THE REQUEST: Repeat the whole listing exactly.

THE DATA:
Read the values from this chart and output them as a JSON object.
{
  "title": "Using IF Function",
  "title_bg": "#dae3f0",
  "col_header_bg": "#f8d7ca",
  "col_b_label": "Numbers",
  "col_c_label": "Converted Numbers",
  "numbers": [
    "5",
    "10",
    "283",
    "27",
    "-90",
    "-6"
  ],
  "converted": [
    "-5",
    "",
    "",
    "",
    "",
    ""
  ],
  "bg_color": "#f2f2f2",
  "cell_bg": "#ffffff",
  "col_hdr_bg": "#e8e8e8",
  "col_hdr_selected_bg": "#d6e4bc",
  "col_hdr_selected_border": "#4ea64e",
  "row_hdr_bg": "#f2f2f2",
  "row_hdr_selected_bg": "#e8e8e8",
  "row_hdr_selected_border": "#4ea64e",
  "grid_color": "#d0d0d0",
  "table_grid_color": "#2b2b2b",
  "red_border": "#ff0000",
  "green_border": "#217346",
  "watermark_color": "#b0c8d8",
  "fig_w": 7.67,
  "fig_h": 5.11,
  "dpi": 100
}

EXERCISE RESULT:
Read the values from this chart and output them as a JSON object.
{
  "title": "Using IF Function",
  "title_bg": "#dae3f0",
  "col_header_bg": "#f8d7ca",
  "col_b_label": "Numbers",
  "col_c_label": "Converted Numbers",
  "numbers": [
    "5",
    "10",
    "283",
    "27",
    "-90",
    "-6"
  ],
  "converted": [
    "-5",
    "",
    "",
    "",
    "",
    ""
  ],
  "bg_color": "#f2f2f2",
  "cell_bg": "#ffffff",
  "col_hdr_bg": "#e8e8e8",
  "col_hdr_selected_bg": "#d6e4bc",
  "col_hdr_selected_border": "#4ea64e",
  "row_hdr_bg": "#f2f2f2",
  "row_hdr_selected_bg": "#e8e8e8",
  "row_hdr_selected_border": "#4ea64e",
  "grid_color": "#d0d0d0",
  "table_grid_color": "#2b2b2b",
  "red_border": "#ff0000",
  "green_border": "#217346",
  "watermark_color": "#b0c8d8",
  "fig_w": 7.67,
  "fig_h": 5.11,
  "dpi": 100
}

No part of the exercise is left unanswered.